■ **Collection entries**:
::::

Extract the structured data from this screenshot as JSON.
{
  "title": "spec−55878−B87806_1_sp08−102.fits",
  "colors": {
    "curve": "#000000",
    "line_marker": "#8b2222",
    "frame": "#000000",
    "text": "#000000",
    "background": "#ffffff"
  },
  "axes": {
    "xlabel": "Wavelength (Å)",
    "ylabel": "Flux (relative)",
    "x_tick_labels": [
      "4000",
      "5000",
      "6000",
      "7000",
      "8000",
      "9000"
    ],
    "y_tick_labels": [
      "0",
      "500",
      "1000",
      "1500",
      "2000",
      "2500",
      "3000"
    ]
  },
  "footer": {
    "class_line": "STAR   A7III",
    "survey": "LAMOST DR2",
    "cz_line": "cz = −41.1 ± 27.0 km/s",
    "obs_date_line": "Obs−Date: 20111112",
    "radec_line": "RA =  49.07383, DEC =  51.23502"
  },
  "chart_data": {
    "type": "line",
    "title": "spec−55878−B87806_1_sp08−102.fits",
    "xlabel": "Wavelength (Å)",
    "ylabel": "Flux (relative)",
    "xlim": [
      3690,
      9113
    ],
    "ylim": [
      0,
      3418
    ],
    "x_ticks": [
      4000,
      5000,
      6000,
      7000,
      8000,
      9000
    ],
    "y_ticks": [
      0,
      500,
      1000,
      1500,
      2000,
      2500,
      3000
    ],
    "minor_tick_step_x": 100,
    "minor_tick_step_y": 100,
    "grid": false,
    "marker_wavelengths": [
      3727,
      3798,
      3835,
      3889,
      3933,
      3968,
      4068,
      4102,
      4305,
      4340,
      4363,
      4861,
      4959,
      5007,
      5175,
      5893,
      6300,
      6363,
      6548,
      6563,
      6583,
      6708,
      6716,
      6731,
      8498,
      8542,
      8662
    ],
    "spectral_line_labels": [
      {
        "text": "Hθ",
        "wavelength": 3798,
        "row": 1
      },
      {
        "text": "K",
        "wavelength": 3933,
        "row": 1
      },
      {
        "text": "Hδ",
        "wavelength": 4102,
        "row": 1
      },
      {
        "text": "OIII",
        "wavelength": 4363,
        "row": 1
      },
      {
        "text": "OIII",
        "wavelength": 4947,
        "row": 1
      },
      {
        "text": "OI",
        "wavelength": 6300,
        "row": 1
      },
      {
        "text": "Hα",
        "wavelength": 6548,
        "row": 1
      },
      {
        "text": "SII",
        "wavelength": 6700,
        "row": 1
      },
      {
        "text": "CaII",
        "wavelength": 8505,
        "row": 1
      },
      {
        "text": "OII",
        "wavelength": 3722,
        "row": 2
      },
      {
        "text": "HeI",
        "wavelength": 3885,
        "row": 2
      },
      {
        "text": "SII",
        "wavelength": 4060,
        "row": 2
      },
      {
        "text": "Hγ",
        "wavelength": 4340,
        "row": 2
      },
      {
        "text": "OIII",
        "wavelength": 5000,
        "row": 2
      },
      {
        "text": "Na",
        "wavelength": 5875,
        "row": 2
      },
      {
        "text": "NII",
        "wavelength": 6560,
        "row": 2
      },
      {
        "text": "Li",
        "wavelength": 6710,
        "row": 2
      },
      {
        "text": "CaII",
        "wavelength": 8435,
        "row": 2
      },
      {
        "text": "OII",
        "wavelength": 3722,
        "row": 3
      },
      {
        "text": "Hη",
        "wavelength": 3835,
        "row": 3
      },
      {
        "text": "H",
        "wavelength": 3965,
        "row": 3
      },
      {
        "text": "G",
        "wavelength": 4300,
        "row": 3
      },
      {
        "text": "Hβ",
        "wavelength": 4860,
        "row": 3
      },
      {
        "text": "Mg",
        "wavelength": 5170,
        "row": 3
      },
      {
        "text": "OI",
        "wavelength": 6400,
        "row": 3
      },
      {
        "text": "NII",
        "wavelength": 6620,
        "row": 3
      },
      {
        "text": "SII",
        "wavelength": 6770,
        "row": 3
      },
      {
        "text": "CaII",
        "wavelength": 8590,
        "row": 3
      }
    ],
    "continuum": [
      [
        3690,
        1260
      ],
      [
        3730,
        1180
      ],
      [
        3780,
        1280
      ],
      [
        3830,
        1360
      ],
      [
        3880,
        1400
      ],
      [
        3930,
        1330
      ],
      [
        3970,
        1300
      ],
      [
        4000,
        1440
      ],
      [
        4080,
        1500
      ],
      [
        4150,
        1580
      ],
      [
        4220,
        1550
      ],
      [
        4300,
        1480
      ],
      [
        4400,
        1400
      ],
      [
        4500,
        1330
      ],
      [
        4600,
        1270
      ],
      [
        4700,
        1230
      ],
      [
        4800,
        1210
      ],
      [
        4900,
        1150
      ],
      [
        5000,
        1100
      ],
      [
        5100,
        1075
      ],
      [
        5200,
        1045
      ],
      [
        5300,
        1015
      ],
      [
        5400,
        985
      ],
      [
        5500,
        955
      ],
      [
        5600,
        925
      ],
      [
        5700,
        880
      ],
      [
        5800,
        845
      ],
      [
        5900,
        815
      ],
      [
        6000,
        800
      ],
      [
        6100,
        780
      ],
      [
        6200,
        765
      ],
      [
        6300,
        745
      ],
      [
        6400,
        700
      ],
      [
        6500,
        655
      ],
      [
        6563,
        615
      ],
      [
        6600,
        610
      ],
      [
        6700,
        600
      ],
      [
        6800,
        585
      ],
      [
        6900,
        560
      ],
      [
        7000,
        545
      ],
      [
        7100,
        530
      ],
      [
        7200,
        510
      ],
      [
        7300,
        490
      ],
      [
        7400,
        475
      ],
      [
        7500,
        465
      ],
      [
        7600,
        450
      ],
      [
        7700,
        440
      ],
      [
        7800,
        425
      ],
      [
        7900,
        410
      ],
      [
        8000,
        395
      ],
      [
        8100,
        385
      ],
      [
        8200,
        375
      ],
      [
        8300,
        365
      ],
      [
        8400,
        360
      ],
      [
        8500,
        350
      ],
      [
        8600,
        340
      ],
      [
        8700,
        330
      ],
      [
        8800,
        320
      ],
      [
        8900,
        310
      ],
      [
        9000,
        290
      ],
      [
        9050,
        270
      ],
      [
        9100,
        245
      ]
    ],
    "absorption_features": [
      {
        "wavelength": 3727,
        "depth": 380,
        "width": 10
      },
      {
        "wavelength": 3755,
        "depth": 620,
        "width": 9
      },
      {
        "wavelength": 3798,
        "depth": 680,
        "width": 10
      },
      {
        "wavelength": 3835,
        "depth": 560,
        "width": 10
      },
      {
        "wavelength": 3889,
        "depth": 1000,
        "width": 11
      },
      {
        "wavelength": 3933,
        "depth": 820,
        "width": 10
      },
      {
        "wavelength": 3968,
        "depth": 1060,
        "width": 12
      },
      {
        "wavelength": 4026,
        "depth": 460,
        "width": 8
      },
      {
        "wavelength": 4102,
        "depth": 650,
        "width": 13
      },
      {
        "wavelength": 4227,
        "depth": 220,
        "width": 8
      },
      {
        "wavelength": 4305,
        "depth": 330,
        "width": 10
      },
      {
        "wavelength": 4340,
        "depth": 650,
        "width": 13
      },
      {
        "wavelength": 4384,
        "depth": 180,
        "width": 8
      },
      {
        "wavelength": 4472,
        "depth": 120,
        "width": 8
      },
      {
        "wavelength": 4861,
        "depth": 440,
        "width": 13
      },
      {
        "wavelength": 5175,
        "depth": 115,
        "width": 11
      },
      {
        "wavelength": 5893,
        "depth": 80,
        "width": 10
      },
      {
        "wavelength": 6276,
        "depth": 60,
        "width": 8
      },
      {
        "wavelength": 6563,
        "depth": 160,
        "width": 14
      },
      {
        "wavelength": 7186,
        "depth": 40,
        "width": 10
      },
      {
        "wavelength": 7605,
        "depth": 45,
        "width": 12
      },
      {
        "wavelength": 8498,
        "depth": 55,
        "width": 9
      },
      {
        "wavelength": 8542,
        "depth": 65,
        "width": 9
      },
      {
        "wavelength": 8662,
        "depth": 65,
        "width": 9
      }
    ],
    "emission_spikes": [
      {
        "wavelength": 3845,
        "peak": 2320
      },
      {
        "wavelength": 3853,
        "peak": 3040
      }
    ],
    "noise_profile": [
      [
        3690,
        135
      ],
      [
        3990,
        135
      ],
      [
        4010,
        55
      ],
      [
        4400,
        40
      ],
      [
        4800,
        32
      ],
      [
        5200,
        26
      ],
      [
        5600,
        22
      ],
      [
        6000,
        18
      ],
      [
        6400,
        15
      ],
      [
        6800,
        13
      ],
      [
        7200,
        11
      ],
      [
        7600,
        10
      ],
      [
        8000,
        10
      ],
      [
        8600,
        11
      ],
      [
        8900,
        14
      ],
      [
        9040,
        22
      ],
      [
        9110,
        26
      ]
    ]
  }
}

::::

■ **Given task**:
Make a list of all lines in the data that contain "fits".

■ **Solution for this task**:
  "title": "spec−55878−B87806_1_sp08−102.fits",
    "title": "spec−55878−B87806_1_sp08−102.fits",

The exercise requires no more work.